> _OBJECTIVE_
Please report every line from the material that contains the word "JSON".

-- start of RECORD SET --

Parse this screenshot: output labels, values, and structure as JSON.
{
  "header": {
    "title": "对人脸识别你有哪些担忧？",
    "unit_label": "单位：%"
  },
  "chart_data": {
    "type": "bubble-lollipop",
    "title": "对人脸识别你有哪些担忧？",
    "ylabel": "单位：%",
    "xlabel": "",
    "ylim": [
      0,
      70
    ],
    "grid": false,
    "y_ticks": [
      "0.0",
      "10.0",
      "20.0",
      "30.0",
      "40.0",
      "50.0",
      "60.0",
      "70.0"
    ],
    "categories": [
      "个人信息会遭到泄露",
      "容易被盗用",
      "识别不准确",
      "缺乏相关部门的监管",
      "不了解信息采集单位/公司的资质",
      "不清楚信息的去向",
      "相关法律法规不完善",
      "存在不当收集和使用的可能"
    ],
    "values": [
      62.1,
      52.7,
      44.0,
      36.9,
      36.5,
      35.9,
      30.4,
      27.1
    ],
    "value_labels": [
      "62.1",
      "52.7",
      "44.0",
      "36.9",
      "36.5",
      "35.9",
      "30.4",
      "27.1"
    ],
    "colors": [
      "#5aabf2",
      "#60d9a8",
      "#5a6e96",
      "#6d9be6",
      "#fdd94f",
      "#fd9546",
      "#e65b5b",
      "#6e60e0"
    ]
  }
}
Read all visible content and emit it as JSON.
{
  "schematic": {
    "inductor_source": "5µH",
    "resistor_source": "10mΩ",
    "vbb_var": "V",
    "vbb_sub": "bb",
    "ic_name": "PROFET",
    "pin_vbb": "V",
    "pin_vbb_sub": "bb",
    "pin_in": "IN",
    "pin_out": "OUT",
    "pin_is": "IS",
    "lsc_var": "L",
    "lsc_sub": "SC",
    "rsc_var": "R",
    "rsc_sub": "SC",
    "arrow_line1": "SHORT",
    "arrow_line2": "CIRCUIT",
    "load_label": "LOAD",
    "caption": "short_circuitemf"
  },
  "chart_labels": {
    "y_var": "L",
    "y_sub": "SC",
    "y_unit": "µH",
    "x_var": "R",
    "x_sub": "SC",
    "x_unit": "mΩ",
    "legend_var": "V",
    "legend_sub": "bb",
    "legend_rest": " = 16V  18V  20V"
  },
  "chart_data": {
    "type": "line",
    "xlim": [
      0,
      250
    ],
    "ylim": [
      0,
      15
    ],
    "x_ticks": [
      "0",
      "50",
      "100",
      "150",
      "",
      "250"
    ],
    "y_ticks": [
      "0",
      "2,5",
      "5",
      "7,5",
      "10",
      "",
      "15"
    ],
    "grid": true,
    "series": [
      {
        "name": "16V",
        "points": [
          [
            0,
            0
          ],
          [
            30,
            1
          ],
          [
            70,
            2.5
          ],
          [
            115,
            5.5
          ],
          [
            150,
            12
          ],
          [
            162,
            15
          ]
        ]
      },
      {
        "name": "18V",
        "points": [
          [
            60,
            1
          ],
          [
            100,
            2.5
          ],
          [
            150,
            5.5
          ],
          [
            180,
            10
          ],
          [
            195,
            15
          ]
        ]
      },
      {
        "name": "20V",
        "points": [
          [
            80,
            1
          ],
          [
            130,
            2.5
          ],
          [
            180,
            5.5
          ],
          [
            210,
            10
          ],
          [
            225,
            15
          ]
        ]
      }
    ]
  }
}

-- end of RECORD SET --

> _RESULT FOR THIS EXERCISE_
Parse this screenshot: output labels, values, and structure as JSON.
Read all visible content and emit it as JSON.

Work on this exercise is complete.